● THE TASK
From the entries below, pull out each line where "après" appears.

● ROWS
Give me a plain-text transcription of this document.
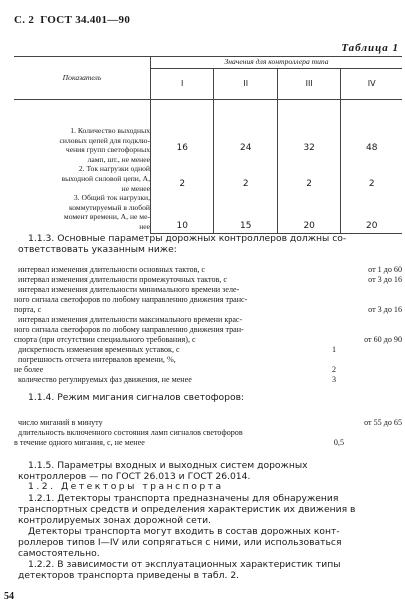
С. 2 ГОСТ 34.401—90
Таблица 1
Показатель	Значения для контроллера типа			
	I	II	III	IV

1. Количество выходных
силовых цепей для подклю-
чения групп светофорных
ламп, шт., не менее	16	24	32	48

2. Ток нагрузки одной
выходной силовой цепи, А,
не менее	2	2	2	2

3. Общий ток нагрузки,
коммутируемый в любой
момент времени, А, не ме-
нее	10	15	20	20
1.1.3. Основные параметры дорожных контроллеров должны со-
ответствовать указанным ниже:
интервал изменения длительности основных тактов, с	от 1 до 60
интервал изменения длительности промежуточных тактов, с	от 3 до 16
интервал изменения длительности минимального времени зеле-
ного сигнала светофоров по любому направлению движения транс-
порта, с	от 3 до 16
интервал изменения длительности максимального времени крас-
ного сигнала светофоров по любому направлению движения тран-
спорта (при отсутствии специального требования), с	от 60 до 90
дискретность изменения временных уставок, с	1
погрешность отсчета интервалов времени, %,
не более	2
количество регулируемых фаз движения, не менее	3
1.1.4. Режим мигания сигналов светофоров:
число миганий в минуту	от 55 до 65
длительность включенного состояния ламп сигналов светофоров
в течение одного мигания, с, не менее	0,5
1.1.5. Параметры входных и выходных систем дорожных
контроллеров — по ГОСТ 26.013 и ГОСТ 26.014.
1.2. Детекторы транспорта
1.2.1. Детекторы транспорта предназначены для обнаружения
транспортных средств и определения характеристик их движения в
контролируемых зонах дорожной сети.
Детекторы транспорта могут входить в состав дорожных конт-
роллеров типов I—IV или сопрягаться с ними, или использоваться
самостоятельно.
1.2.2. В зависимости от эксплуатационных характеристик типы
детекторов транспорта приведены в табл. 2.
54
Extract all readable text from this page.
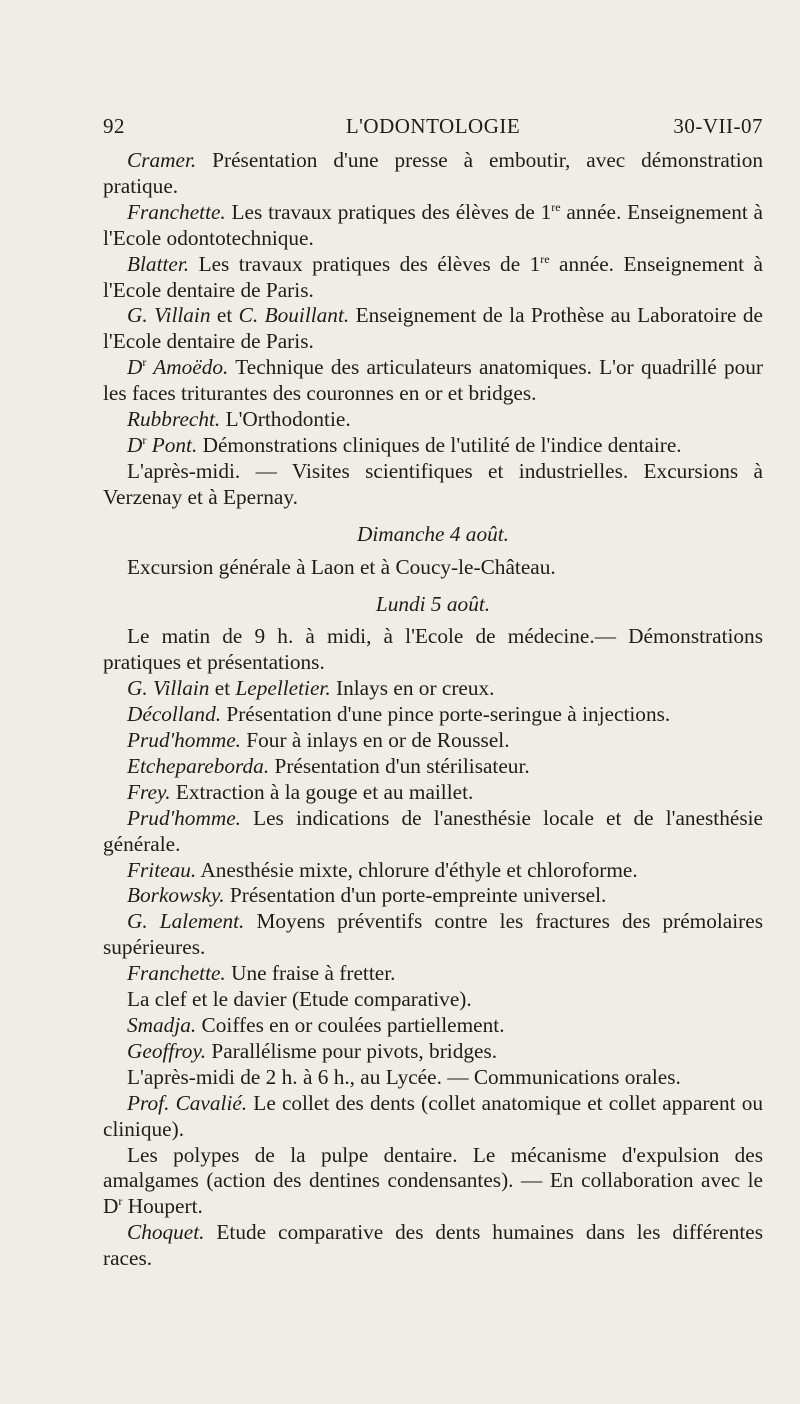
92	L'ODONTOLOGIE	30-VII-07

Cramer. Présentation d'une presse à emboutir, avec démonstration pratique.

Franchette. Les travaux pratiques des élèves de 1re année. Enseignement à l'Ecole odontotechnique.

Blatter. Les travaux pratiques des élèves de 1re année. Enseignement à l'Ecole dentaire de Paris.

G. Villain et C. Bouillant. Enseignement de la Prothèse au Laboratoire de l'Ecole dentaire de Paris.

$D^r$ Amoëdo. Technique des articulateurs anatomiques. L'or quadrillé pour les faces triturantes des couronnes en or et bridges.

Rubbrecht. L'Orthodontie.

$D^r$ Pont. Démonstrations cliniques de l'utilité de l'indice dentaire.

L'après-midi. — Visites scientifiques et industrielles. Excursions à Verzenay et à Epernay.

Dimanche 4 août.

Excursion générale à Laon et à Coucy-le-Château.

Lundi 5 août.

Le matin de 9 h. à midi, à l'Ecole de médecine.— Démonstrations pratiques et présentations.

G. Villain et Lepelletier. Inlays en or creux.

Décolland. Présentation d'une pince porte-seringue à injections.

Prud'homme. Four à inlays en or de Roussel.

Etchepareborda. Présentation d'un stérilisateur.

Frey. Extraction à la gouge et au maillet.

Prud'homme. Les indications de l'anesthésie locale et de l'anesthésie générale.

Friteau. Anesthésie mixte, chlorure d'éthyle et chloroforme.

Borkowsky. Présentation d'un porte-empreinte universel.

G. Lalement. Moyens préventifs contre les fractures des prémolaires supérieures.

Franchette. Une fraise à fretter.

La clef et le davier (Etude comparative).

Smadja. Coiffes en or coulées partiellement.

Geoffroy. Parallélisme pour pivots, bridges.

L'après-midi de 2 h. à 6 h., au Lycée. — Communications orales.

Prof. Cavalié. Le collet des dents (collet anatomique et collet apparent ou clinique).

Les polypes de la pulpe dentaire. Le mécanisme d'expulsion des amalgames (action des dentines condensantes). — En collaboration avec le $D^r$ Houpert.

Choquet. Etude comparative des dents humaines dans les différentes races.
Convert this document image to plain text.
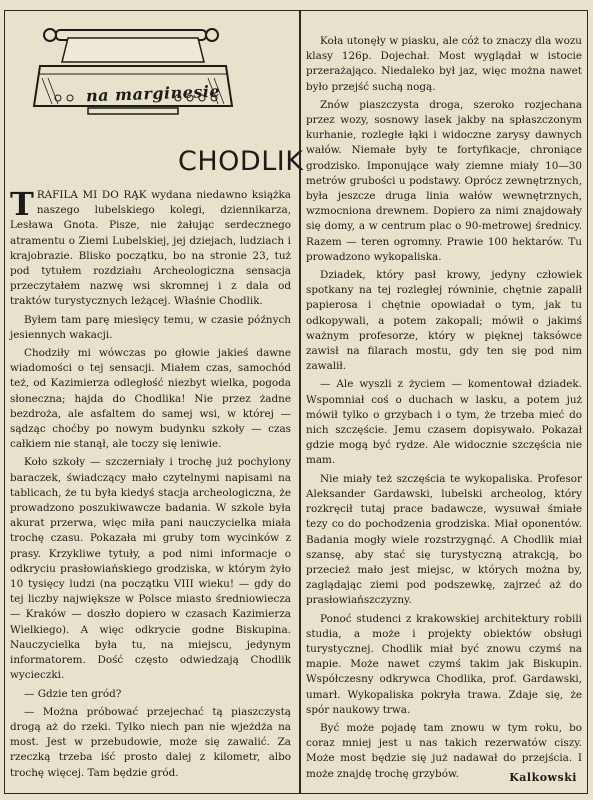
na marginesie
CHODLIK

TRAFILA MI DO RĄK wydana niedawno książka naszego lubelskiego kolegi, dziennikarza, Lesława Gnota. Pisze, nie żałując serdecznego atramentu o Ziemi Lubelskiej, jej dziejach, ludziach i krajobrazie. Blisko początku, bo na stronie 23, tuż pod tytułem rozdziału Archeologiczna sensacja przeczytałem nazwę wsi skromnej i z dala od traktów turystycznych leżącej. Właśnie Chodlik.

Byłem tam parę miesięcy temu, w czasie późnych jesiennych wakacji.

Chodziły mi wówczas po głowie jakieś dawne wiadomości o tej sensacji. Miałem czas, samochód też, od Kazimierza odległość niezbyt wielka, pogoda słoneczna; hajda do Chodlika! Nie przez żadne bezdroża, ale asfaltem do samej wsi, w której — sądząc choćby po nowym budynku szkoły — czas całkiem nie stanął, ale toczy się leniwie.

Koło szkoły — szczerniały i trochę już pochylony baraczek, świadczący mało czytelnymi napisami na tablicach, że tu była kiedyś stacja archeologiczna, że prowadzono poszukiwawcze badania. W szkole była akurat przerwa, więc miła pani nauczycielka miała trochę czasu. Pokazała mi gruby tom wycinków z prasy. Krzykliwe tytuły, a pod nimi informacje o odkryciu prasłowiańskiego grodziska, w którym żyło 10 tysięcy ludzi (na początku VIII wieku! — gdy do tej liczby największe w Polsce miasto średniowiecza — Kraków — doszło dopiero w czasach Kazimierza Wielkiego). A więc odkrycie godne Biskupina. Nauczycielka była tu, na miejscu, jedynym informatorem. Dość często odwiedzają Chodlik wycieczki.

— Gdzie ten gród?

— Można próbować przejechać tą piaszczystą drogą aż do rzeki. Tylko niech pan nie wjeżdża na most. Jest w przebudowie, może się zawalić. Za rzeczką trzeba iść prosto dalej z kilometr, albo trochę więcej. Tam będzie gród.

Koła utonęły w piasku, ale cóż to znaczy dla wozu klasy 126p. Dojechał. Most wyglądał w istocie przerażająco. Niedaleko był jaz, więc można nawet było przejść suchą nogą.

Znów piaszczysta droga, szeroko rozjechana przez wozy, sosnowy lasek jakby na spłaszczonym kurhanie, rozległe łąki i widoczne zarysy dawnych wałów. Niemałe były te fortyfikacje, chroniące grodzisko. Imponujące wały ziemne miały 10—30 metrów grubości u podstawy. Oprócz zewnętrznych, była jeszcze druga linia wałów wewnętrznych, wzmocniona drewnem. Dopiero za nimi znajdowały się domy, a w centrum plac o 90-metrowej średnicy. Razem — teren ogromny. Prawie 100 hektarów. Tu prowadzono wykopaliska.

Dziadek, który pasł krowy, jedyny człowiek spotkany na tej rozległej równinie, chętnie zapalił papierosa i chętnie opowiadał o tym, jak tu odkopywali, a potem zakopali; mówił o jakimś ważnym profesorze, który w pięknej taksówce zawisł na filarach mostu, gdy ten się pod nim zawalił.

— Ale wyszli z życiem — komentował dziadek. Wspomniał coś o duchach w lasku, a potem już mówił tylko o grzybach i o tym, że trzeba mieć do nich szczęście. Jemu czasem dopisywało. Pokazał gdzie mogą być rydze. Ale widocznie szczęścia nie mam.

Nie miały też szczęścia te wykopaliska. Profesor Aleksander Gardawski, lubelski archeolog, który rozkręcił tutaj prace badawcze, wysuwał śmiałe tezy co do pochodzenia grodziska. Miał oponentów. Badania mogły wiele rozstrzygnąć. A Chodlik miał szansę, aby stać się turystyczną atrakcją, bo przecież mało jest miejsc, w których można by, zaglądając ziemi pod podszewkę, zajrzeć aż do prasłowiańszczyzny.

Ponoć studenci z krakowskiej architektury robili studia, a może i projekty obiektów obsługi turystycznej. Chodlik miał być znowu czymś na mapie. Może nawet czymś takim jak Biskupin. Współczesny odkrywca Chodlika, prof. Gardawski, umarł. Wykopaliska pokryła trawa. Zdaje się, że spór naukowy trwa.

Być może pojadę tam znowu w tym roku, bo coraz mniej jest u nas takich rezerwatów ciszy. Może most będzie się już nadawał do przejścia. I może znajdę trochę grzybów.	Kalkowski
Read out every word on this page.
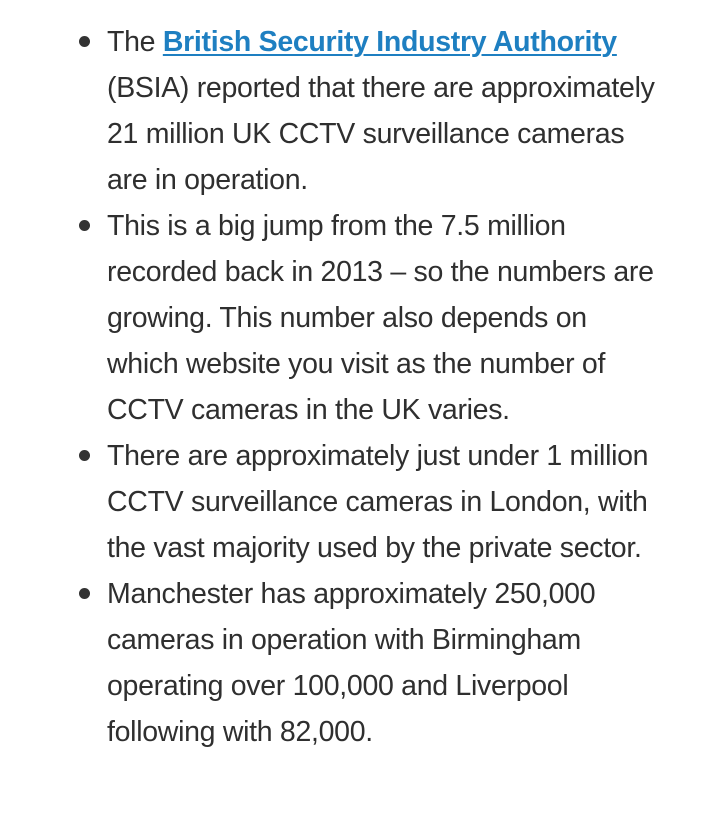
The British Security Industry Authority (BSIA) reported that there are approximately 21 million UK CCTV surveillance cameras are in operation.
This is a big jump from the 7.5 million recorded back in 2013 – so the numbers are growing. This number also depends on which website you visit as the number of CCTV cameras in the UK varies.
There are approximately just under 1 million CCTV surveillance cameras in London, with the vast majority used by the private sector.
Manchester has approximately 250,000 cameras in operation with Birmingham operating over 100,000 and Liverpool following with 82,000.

● RESULT FOR THIS TASK
L'après-midi. — Visites scientifiques et industrielles. Excursions à Verzenay et à Epernay.
L'après-midi de 2 h. à 6 h., au Lycée. — Communications orales.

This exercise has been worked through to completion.